- DIRECTIONS FOR THIS TASK -
Copy down all of the data underneath, exactly as shown.

======== INPUT RECORDS ========

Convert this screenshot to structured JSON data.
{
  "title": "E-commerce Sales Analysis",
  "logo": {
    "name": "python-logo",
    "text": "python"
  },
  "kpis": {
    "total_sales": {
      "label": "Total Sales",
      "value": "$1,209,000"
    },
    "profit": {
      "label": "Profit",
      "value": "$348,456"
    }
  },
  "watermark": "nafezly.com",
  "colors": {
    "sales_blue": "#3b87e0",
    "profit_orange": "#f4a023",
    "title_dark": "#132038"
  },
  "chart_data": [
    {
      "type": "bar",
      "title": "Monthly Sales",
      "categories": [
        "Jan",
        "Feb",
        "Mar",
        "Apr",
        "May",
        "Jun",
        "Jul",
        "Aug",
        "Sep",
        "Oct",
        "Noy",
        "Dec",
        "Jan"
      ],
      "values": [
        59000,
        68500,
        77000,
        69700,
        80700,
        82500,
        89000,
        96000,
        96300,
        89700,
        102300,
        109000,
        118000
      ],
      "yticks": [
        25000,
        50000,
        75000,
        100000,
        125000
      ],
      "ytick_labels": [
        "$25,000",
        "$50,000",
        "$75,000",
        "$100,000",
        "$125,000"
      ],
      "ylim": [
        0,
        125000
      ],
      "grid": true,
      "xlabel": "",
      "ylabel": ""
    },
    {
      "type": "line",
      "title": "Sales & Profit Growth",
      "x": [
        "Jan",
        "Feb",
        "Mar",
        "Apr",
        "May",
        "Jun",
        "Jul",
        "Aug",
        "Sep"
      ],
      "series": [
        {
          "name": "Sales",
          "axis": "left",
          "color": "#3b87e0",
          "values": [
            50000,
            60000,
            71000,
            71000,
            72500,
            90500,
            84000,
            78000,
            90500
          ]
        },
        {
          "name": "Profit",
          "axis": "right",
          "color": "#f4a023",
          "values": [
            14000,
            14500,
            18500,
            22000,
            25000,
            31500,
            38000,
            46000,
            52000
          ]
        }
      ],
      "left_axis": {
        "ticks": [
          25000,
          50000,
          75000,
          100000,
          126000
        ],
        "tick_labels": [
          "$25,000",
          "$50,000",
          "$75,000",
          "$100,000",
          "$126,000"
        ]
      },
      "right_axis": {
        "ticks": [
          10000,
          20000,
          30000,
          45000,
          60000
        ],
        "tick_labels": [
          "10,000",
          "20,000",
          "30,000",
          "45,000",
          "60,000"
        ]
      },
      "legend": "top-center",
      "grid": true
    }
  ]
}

========

- FULL RESPONSE -
Convert this screenshot to structured JSON data.
{
  "title": "E-commerce Sales Analysis",
  "logo": {
    "name": "python-logo",
    "text": "python"
  },
  "kpis": {
    "total_sales": {
      "label": "Total Sales",
      "value": "$1,209,000"
    },
    "profit": {
      "label": "Profit",
      "value": "$348,456"
    }
  },
  "watermark": "nafezly.com",
  "colors": {
    "sales_blue": "#3b87e0",
    "profit_orange": "#f4a023",
    "title_dark": "#132038"
  },
  "chart_data": [
    {
      "type": "bar",
      "title": "Monthly Sales",
      "categories": [
        "Jan",
        "Feb",
        "Mar",
        "Apr",
        "May",
        "Jun",
        "Jul",
        "Aug",
        "Sep",
        "Oct",
        "Noy",
        "Dec",
        "Jan"
      ],
      "values": [
        59000,
        68500,
        77000,
        69700,
        80700,
        82500,
        89000,
        96000,
        96300,
        89700,
        102300,
        109000,
        118000
      ],
      "yticks": [
        25000,
        50000,
        75000,
        100000,
        125000
      ],
      "ytick_labels": [
        "$25,000",
        "$50,000",
        "$75,000",
        "$100,000",
        "$125,000"
      ],
      "ylim": [
        0,
        125000
      ],
      "grid": true,
      "xlabel": "",
      "ylabel": ""
    },
    {
      "type": "line",
      "title": "Sales & Profit Growth",
      "x": [
        "Jan",
        "Feb",
        "Mar",
        "Apr",
        "May",
        "Jun",
        "Jul",
        "Aug",
        "Sep"
      ],
      "series": [
        {
          "name": "Sales",
          "axis": "left",
          "color": "#3b87e0",
          "values": [
            50000,
            60000,
            71000,
            71000,
            72500,
            90500,
            84000,
            78000,
            90500
          ]
        },
        {
          "name": "Profit",
          "axis": "right",
          "color": "#f4a023",
          "values": [
            14000,
            14500,
            18500,
            22000,
            25000,
            31500,
            38000,
            46000,
            52000
          ]
        }
      ],
      "left_axis": {
        "ticks": [
          25000,
          50000,
          75000,
          100000,
          126000
        ],
        "tick_labels": [
          "$25,000",
          "$50,000",
          "$75,000",
          "$100,000",
          "$126,000"
        ]
      },
      "right_axis": {
        "ticks": [
          10000,
          20000,
          30000,
          45000,
          60000
        ],
        "tick_labels": [
          "10,000",
          "20,000",
          "30,000",
          "45,000",
          "60,000"
        ]
      },
      "legend": "top-center",
      "grid": true
    }
  ]
}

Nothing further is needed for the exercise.